%%

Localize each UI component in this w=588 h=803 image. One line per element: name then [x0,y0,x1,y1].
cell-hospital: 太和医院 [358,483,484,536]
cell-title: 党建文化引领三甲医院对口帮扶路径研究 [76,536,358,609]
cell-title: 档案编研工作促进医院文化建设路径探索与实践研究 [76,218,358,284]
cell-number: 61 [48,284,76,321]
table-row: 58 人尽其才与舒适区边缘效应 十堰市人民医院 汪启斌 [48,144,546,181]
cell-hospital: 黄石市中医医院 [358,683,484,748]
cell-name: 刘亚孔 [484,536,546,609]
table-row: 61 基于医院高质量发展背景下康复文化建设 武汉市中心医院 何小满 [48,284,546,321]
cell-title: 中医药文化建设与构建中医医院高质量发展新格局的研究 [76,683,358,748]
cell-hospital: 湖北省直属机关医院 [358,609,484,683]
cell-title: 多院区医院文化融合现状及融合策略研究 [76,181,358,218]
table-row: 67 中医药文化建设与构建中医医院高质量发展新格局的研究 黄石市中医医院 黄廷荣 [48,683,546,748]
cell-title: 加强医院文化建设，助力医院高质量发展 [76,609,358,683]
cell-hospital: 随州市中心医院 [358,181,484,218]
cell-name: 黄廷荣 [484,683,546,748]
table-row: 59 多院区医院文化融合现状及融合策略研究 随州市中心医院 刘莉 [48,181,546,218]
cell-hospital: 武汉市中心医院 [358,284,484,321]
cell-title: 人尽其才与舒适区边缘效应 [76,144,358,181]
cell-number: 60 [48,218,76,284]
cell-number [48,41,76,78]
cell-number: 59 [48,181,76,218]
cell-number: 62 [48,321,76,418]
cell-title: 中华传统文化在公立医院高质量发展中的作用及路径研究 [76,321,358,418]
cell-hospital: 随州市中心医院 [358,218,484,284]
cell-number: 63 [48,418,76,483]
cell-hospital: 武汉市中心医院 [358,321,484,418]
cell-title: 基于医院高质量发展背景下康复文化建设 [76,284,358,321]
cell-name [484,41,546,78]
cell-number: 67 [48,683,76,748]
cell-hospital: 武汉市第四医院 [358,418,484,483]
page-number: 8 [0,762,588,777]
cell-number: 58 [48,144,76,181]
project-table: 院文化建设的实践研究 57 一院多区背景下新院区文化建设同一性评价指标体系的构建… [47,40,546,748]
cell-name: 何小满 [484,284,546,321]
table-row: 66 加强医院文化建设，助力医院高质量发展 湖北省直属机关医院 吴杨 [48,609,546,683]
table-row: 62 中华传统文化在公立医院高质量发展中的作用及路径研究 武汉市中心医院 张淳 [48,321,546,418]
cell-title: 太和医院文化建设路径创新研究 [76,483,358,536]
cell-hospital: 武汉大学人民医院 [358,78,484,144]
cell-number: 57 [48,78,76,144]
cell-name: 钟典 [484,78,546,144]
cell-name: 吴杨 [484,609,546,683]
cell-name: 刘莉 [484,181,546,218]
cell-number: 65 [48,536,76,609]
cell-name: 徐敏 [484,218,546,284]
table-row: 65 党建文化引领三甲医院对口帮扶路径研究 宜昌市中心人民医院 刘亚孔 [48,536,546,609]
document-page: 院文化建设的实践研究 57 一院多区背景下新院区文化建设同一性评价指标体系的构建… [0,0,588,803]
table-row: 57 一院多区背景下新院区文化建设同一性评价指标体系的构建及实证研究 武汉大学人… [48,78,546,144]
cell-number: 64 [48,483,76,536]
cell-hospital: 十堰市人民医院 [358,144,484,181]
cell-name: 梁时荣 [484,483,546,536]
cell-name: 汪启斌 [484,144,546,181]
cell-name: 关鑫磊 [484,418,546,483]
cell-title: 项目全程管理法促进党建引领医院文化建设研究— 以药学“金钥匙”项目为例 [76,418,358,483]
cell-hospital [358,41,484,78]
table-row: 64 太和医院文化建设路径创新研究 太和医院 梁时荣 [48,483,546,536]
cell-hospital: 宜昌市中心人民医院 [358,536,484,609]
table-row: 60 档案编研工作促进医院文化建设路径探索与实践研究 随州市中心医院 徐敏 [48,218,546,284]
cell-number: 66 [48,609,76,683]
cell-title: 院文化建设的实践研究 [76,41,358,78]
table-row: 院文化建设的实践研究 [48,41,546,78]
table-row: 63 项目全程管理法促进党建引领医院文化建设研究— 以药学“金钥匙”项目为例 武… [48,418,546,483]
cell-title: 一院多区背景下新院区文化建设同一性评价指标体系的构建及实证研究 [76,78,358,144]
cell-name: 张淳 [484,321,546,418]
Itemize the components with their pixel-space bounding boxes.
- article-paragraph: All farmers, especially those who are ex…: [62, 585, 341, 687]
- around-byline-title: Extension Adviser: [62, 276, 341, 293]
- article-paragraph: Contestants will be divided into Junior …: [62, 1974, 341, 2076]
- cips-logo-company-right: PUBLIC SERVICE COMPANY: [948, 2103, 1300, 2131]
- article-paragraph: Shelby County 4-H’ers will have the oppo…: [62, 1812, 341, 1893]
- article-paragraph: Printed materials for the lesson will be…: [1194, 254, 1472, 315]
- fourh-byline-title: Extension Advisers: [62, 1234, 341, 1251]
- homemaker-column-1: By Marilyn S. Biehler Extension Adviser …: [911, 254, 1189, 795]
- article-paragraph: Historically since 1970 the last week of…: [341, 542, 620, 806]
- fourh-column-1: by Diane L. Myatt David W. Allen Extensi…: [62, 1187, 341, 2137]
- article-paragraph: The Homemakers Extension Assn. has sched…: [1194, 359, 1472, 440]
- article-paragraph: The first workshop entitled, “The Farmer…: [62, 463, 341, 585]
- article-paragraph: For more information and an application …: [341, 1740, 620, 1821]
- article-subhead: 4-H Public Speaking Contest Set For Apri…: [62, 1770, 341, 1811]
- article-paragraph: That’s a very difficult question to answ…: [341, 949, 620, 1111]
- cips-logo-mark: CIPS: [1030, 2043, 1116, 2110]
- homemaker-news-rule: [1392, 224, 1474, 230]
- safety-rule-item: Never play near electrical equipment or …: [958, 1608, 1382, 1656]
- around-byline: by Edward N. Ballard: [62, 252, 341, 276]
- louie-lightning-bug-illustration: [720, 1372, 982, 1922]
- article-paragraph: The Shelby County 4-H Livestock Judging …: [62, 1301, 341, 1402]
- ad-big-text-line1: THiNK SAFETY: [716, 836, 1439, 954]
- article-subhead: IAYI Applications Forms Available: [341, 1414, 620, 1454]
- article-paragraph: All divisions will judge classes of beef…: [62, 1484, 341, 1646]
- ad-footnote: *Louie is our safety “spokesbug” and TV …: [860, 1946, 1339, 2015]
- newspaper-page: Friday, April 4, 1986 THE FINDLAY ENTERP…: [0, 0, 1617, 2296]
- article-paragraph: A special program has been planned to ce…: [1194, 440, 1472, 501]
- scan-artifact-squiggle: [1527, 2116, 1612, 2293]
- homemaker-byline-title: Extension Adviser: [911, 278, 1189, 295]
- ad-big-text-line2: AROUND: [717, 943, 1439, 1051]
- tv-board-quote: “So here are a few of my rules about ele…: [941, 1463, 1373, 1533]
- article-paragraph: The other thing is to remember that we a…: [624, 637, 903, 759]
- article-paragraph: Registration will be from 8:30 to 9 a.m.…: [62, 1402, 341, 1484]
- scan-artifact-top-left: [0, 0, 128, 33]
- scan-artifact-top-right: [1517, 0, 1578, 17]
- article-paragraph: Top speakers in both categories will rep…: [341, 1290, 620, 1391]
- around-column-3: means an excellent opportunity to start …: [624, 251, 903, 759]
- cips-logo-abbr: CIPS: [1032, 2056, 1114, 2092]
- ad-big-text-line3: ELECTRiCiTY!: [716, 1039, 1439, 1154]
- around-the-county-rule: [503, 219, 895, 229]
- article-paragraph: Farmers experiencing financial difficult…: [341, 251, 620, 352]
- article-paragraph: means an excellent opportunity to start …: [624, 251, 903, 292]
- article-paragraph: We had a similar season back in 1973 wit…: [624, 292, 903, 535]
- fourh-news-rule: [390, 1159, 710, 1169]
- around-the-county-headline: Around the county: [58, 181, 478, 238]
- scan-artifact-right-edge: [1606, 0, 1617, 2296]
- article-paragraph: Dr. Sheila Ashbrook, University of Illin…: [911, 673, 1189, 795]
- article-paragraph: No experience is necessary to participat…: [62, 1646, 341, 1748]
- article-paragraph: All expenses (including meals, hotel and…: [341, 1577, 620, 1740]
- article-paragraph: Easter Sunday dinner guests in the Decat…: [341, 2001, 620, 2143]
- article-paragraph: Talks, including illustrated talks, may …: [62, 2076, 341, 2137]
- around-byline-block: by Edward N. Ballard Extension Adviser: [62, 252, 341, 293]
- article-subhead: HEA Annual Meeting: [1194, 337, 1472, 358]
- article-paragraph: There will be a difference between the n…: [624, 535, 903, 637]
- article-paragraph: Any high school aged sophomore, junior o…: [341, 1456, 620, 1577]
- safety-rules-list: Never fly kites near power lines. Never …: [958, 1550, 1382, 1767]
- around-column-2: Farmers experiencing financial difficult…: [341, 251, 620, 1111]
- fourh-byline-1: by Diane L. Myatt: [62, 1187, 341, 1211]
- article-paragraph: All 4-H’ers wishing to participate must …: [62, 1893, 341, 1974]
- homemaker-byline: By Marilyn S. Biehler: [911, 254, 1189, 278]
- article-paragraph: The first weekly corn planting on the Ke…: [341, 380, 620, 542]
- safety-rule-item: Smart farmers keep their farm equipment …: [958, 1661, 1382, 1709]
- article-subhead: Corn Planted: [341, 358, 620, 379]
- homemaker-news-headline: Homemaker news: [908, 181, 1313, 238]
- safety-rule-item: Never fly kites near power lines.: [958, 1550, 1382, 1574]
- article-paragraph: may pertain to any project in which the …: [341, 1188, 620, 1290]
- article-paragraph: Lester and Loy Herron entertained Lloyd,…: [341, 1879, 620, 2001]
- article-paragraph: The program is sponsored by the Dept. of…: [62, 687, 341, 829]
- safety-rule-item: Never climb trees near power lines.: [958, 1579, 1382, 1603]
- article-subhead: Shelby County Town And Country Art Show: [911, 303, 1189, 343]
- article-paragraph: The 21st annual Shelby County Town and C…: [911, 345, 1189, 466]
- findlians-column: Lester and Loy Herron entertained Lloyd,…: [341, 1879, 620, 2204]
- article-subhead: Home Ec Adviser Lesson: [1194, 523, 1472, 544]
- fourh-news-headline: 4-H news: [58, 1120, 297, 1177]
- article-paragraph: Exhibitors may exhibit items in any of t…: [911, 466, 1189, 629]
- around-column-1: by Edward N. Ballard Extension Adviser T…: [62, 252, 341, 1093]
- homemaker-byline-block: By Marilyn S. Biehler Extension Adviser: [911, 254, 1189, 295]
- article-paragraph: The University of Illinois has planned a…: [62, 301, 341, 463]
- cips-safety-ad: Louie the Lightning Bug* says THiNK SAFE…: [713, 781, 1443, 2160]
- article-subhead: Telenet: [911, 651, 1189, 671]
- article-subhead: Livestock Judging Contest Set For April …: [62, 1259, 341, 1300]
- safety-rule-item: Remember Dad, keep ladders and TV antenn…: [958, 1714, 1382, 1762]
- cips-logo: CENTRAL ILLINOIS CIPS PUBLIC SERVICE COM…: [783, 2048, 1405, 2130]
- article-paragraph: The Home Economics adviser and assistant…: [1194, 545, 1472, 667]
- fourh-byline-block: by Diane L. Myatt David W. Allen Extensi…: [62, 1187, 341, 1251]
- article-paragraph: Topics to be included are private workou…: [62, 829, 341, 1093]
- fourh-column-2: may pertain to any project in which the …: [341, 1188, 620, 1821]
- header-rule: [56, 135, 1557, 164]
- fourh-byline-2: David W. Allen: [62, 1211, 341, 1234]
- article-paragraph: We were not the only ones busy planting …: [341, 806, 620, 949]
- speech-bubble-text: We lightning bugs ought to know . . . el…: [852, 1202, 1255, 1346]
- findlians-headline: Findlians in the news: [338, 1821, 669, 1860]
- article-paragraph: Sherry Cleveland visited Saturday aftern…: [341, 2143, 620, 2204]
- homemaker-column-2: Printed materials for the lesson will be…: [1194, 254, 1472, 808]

%%
%%

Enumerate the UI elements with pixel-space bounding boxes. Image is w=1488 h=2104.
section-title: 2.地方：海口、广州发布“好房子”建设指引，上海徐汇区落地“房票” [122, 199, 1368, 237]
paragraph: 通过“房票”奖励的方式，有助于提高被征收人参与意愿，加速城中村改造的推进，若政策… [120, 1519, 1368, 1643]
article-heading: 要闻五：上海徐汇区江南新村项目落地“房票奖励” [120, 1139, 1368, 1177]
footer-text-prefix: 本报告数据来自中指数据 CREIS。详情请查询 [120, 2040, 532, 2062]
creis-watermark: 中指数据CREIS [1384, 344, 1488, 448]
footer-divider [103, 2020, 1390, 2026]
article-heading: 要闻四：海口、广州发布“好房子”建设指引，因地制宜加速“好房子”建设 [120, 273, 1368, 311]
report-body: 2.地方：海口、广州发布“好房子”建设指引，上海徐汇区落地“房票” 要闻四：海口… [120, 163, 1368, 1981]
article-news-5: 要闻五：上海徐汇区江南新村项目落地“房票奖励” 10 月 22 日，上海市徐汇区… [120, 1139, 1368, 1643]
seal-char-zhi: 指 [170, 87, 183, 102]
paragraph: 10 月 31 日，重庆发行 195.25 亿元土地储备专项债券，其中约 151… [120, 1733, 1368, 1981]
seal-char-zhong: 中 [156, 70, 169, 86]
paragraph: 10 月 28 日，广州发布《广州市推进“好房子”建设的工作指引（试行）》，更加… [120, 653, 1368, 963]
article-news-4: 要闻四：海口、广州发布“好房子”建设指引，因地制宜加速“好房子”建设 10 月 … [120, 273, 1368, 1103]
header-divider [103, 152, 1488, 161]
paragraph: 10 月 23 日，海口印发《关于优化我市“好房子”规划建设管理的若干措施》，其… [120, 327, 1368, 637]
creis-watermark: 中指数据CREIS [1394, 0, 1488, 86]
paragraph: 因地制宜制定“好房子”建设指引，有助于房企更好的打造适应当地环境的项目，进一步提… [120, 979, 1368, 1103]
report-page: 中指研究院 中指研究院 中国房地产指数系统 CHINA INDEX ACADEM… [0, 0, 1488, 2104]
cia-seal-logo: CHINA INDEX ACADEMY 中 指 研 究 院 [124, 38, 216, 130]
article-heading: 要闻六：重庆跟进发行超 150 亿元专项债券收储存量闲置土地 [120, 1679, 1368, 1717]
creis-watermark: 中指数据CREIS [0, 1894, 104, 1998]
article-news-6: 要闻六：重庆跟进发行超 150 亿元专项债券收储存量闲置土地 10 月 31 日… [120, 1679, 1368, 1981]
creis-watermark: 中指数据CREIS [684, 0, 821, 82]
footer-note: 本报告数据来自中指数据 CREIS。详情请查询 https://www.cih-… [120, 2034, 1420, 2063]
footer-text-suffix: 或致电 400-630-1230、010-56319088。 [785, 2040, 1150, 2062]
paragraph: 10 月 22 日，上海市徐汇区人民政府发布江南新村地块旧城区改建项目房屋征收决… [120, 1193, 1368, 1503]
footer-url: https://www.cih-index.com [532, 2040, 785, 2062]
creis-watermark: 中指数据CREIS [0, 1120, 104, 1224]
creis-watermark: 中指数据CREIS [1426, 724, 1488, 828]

%%

== Exercise brief ==
Could you reproduce, unchanged, the part of the records that opens with the line containing "Localize each UI" and closes with the line containing "cell-number [48,41,76,78]", including both of those lines?

== In response ==
Localize each UI component in this w=588 h=803 image. One line per element: name then [x0,y0,x1,y1].
cell-hospital: 太和医院 [358,483,484,536]
cell-title: 党建文化引领三甲医院对口帮扶路径研究 [76,536,358,609]
cell-title: 档案编研工作促进医院文化建设路径探索与实践研究 [76,218,358,284]
cell-number: 61 [48,284,76,321]
table-row: 58 人尽其才与舒适区边缘效应 十堰市人民医院 汪启斌 [48,144,546,181]
cell-hospital: 黄石市中医医院 [358,683,484,748]
cell-name: 刘亚孔 [484,536,546,609]
table-row: 61 基于医院高质量发展背景下康复文化建设 武汉市中心医院 何小满 [48,284,546,321]
cell-title: 中医药文化建设与构建中医医院高质量发展新格局的研究 [76,683,358,748]
cell-hospital: 湖北省直属机关医院 [358,609,484,683]
cell-title: 多院区医院文化融合现状及融合策略研究 [76,181,358,218]
table-row: 67 中医药文化建设与构建中医医院高质量发展新格局的研究 黄石市中医医院 黄廷荣 [48,683,546,748]
cell-title: 加强医院文化建设，助力医院高质量发展 [76,609,358,683]
cell-hospital: 随州市中心医院 [358,181,484,218]
cell-name: 黄廷荣 [484,683,546,748]
table-row: 59 多院区医院文化融合现状及融合策略研究 随州市中心医院 刘莉 [48,181,546,218]
cell-hospital: 武汉市中心医院 [358,284,484,321]
cell-title: 人尽其才与舒适区边缘效应 [76,144,358,181]
cell-number: 60 [48,218,76,284]
cell-number [48,41,76,78]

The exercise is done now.